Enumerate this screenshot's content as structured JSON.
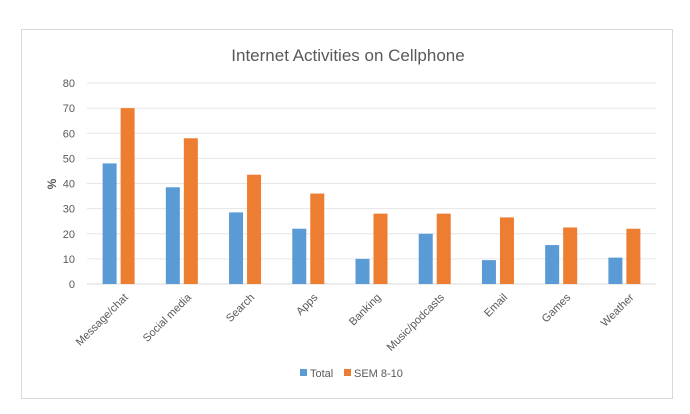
{
  "chart_data": {
    "type": "bar",
    "title": "Internet Activities on Cellphone",
    "xlabel": "",
    "ylabel": "%",
    "ylim": [
      0,
      80
    ],
    "yticks": [
      0,
      10,
      20,
      30,
      40,
      50,
      60,
      70,
      80
    ],
    "grid": true,
    "legend_position": "bottom",
    "categories": [
      "Message/chat",
      "Social media",
      "Search",
      "Apps",
      "Banking",
      "Music/podcasts",
      "Email",
      "Games",
      "Weather"
    ],
    "series": [
      {
        "name": "Total",
        "color": "#5b9bd5",
        "values": [
          48,
          38.5,
          28.5,
          22,
          10,
          20,
          9.5,
          15.5,
          10.5
        ]
      },
      {
        "name": "SEM 8-10",
        "color": "#ed7d31",
        "values": [
          70,
          58,
          43.5,
          36,
          28,
          28,
          26.5,
          22.5,
          22
        ]
      }
    ]
  }
}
★ ★ ★ ★
### What the exercise asks
Without the pictures, repeat the listing above exactly.

### Reply
Enumerate this screenshot's content as structured JSON.
{
  "chart_data": {
    "type": "bar",
    "title": "Internet Activities on Cellphone",
    "xlabel": "",
    "ylabel": "%",
    "ylim": [
      0,
      80
    ],
    "yticks": [
      0,
      10,
      20,
      30,
      40,
      50,
      60,
      70,
      80
    ],
    "grid": true,
    "legend_position": "bottom",
    "categories": [
      "Message/chat",
      "Social media",
      "Search",
      "Apps",
      "Banking",
      "Music/podcasts",
      "Email",
      "Games",
      "Weather"
    ],
    "series": [
      {
        "name": "Total",
        "color": "#5b9bd5",
        "values": [
          48,
          38.5,
          28.5,
          22,
          10,
          20,
          9.5,
          15.5,
          10.5
        ]
      },
      {
        "name": "SEM 8-10",
        "color": "#ed7d31",
        "values": [
          70,
          58,
          43.5,
          36,
          28,
          28,
          26.5,
          22.5,
          22
        ]
      }
    ]
  }
}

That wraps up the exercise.